▶ WHAT TO WORK ON: Provide the records once more, identical to the original.
MATERIAL PROVIDED start
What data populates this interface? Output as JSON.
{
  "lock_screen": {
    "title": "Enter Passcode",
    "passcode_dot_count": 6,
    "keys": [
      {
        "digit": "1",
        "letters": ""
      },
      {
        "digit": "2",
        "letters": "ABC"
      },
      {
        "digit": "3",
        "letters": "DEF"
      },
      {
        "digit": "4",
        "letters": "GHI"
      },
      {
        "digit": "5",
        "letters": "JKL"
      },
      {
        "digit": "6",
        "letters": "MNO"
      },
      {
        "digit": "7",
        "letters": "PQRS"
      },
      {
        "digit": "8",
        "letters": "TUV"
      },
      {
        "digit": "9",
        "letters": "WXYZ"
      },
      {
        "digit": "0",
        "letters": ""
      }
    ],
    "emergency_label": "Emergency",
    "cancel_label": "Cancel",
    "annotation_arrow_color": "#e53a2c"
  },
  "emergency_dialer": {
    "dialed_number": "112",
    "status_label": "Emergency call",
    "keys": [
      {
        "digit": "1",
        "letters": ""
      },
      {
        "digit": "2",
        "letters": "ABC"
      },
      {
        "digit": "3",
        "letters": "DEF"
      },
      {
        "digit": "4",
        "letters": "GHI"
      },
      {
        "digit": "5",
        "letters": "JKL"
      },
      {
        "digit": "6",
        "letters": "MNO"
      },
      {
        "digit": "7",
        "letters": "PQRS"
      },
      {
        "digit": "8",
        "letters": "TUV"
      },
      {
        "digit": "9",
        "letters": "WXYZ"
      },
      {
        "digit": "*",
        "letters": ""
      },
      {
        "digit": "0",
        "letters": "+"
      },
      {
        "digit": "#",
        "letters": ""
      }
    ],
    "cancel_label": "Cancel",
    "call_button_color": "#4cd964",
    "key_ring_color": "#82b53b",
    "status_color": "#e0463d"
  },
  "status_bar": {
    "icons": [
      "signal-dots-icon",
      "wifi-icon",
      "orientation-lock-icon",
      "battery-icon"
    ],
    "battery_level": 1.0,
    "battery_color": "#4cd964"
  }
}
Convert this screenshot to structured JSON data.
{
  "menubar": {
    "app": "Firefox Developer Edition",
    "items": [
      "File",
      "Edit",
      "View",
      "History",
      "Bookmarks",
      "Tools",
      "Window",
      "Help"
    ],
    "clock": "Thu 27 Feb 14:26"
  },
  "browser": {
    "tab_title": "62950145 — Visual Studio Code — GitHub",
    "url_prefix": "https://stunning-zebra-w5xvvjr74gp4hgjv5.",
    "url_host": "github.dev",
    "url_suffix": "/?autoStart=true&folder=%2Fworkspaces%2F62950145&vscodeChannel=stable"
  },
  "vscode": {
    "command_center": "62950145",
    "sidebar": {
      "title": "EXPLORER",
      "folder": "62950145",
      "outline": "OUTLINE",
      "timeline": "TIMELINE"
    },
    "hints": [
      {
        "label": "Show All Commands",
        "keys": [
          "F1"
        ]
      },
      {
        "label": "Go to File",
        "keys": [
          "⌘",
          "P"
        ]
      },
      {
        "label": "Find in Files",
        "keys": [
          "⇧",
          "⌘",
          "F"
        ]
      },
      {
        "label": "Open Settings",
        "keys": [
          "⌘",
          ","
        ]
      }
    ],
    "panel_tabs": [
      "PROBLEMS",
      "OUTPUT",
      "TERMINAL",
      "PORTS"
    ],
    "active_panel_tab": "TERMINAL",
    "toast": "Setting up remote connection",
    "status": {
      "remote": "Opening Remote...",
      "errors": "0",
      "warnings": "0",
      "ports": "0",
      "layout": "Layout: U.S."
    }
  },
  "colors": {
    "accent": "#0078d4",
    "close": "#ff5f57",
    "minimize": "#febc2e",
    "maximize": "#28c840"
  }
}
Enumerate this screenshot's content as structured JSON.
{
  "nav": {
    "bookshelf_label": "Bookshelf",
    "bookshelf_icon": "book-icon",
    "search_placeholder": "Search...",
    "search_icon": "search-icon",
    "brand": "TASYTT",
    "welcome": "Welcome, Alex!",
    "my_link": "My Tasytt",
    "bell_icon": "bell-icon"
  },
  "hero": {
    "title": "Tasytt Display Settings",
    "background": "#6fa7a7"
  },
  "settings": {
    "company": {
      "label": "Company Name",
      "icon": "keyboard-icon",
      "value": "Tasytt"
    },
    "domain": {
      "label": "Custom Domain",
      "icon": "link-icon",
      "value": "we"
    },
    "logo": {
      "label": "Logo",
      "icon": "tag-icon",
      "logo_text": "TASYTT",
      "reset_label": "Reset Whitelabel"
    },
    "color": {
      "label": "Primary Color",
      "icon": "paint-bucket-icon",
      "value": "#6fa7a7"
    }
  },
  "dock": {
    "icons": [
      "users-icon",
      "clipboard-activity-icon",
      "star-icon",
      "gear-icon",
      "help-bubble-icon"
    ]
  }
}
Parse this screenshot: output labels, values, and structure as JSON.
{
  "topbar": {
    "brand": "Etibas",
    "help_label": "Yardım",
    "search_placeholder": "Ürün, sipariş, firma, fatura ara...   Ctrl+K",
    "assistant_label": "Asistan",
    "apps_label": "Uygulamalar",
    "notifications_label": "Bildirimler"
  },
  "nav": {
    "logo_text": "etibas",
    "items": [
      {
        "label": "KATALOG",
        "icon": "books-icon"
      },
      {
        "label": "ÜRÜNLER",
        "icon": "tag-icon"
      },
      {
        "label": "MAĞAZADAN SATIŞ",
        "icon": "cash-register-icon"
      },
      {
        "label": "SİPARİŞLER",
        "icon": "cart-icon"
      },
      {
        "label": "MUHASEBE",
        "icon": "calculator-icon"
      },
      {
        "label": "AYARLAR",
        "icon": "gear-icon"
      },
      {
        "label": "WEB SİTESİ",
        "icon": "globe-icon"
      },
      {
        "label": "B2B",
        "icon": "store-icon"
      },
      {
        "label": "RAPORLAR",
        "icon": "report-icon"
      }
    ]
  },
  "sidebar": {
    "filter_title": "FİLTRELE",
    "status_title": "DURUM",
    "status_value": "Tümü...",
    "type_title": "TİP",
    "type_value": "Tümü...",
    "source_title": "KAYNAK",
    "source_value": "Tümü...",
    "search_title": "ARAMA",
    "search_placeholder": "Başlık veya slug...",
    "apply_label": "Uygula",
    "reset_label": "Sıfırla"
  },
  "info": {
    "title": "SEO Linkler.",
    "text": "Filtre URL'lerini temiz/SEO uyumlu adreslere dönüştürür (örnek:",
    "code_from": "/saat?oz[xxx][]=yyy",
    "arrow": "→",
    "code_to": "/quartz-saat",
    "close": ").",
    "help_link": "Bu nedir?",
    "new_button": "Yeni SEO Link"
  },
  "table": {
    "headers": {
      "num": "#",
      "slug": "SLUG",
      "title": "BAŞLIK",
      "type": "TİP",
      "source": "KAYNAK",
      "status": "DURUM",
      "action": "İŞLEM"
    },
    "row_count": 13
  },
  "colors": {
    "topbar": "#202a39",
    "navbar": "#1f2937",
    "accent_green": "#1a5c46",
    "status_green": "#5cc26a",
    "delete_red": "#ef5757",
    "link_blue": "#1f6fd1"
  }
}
MATERIAL PROVIDED end
▶ RESULT OF THE TASK:
What data populates this interface? Output as JSON.
{
  "lock_screen": {
    "title": "Enter Passcode",
    "passcode_dot_count": 6,
    "keys": [
      {
        "digit": "1",
        "letters": ""
      },
      {
        "digit": "2",
        "letters": "ABC"
      },
      {
        "digit": "3",
        "letters": "DEF"
      },
      {
        "digit": "4",
        "letters": "GHI"
      },
      {
        "digit": "5",
        "letters": "JKL"
      },
      {
        "digit": "6",
        "letters": "MNO"
      },
      {
        "digit": "7",
        "letters": "PQRS"
      },
      {
        "digit": "8",
        "letters": "TUV"
      },
      {
        "digit": "9",
        "letters": "WXYZ"
      },
      {
        "digit": "0",
        "letters": ""
      }
    ],
    "emergency_label": "Emergency",
    "cancel_label": "Cancel",
    "annotation_arrow_color": "#e53a2c"
  },
  "emergency_dialer": {
    "dialed_number": "112",
    "status_label": "Emergency call",
    "keys": [
      {
        "digit": "1",
        "letters": ""
      },
      {
        "digit": "2",
        "letters": "ABC"
      },
      {
        "digit": "3",
        "letters": "DEF"
      },
      {
        "digit": "4",
        "letters": "GHI"
      },
      {
        "digit": "5",
        "letters": "JKL"
      },
      {
        "digit": "6",
        "letters": "MNO"
      },
      {
        "digit": "7",
        "letters": "PQRS"
      },
      {
        "digit": "8",
        "letters": "TUV"
      },
      {
        "digit": "9",
        "letters": "WXYZ"
      },
      {
        "digit": "*",
        "letters": ""
      },
      {
        "digit": "0",
        "letters": "+"
      },
      {
        "digit": "#",
        "letters": ""
      }
    ],
    "cancel_label": "Cancel",
    "call_button_color": "#4cd964",
    "key_ring_color": "#82b53b",
    "status_color": "#e0463d"
  },
  "status_bar": {
    "icons": [
      "signal-dots-icon",
      "wifi-icon",
      "orientation-lock-icon",
      "battery-icon"
    ],
    "battery_level": 1.0,
    "battery_color": "#4cd964"
  }
}
Convert this screenshot to structured JSON data.
{
  "menubar": {
    "app": "Firefox Developer Edition",
    "items": [
      "File",
      "Edit",
      "View",
      "History",
      "Bookmarks",
      "Tools",
      "Window",
      "Help"
    ],
    "clock": "Thu 27 Feb 14:26"
  },
  "browser": {
    "tab_title": "62950145 — Visual Studio Code — GitHub",
    "url_prefix": "https://stunning-zebra-w5xvvjr74gp4hgjv5.",
    "url_host": "github.dev",
    "url_suffix": "/?autoStart=true&folder=%2Fworkspaces%2F62950145&vscodeChannel=stable"
  },
  "vscode": {
    "command_center": "62950145",
    "sidebar": {
      "title": "EXPLORER",
      "folder": "62950145",
      "outline": "OUTLINE",
      "timeline": "TIMELINE"
    },
    "hints": [
      {
        "label": "Show All Commands",
        "keys": [
          "F1"
        ]
      },
      {
        "label": "Go to File",
        "keys": [
          "⌘",
          "P"
        ]
      },
      {
        "label": "Find in Files",
        "keys": [
          "⇧",
          "⌘",
          "F"
        ]
      },
      {
        "label": "Open Settings",
        "keys": [
          "⌘",
          ","
        ]
      }
    ],
    "panel_tabs": [
      "PROBLEMS",
      "OUTPUT",
      "TERMINAL",
      "PORTS"
    ],
    "active_panel_tab": "TERMINAL",
    "toast": "Setting up remote connection",
    "status": {
      "remote": "Opening Remote...",
      "errors": "0",
      "warnings": "0",
      "ports": "0",
      "layout": "Layout: U.S."
    }
  },
  "colors": {
    "accent": "#0078d4",
    "close": "#ff5f57",
    "minimize": "#febc2e",
    "maximize": "#28c840"
  }
}
Enumerate this screenshot's content as structured JSON.
{
  "nav": {
    "bookshelf_label": "Bookshelf",
    "bookshelf_icon": "book-icon",
    "search_placeholder": "Search...",
    "search_icon": "search-icon",
    "brand": "TASYTT",
    "welcome": "Welcome, Alex!",
    "my_link": "My Tasytt",
    "bell_icon": "bell-icon"
  },
  "hero": {
    "title": "Tasytt Display Settings",
    "background": "#6fa7a7"
  },
  "settings": {
    "company": {
      "label": "Company Name",
      "icon": "keyboard-icon",
      "value": "Tasytt"
    },
    "domain": {
      "label": "Custom Domain",
      "icon": "link-icon",
      "value": "we"
    },
    "logo": {
      "label": "Logo",
      "icon": "tag-icon",
      "logo_text": "TASYTT",
      "reset_label": "Reset Whitelabel"
    },
    "color": {
      "label": "Primary Color",
      "icon": "paint-bucket-icon",
      "value": "#6fa7a7"
    }
  },
  "dock": {
    "icons": [
      "users-icon",
      "clipboard-activity-icon",
      "star-icon",
      "gear-icon",
      "help-bubble-icon"
    ]
  }
}
Parse this screenshot: output labels, values, and structure as JSON.
{
  "topbar": {
    "brand": "Etibas",
    "help_label": "Yardım",
    "search_placeholder": "Ürün, sipariş, firma, fatura ara...   Ctrl+K",
    "assistant_label": "Asistan",
    "apps_label": "Uygulamalar",
    "notifications_label": "Bildirimler"
  },
  "nav": {
    "logo_text": "etibas",
    "items": [
      {
        "label": "KATALOG",
        "icon": "books-icon"
      },
      {
        "label": "ÜRÜNLER",
        "icon": "tag-icon"
      },
      {
        "label": "MAĞAZADAN SATIŞ",
        "icon": "cash-register-icon"
      },
      {
        "label": "SİPARİŞLER",
        "icon": "cart-icon"
      },
      {
        "label": "MUHASEBE",
        "icon": "calculator-icon"
      },
      {
        "label": "AYARLAR",
        "icon": "gear-icon"
      },
      {
        "label": "WEB SİTESİ",
        "icon": "globe-icon"
      },
      {
        "label": "B2B",
        "icon": "store-icon"
      },
      {
        "label": "RAPORLAR",
        "icon": "report-icon"
      }
    ]
  },
  "sidebar": {
    "filter_title": "FİLTRELE",
    "status_title": "DURUM",
    "status_value": "Tümü...",
    "type_title": "TİP",
    "type_value": "Tümü...",
    "source_title": "KAYNAK",
    "source_value": "Tümü...",
    "search_title": "ARAMA",
    "search_placeholder": "Başlık veya slug...",
    "apply_label": "Uygula",
    "reset_label": "Sıfırla"
  },
  "info": {
    "title": "SEO Linkler.",
    "text": "Filtre URL'lerini temiz/SEO uyumlu adreslere dönüştürür (örnek:",
    "code_from": "/saat?oz[xxx][]=yyy",
    "arrow": "→",
    "code_to": "/quartz-saat",
    "close": ").",
    "help_link": "Bu nedir?",
    "new_button": "Yeni SEO Link"
  },
  "table": {
    "headers": {
      "num": "#",
      "slug": "SLUG",
      "title": "BAŞLIK",
      "type": "TİP",
      "source": "KAYNAK",
      "status": "DURUM",
      "action": "İŞLEM"
    },
    "row_count": 13
  },
  "colors": {
    "topbar": "#202a39",
    "navbar": "#1f2937",
    "accent_green": "#1a5c46",
    "status_green": "#5cc26a",
    "delete_red": "#ef5757",
    "link_blue": "#1f6fd1"
  }
}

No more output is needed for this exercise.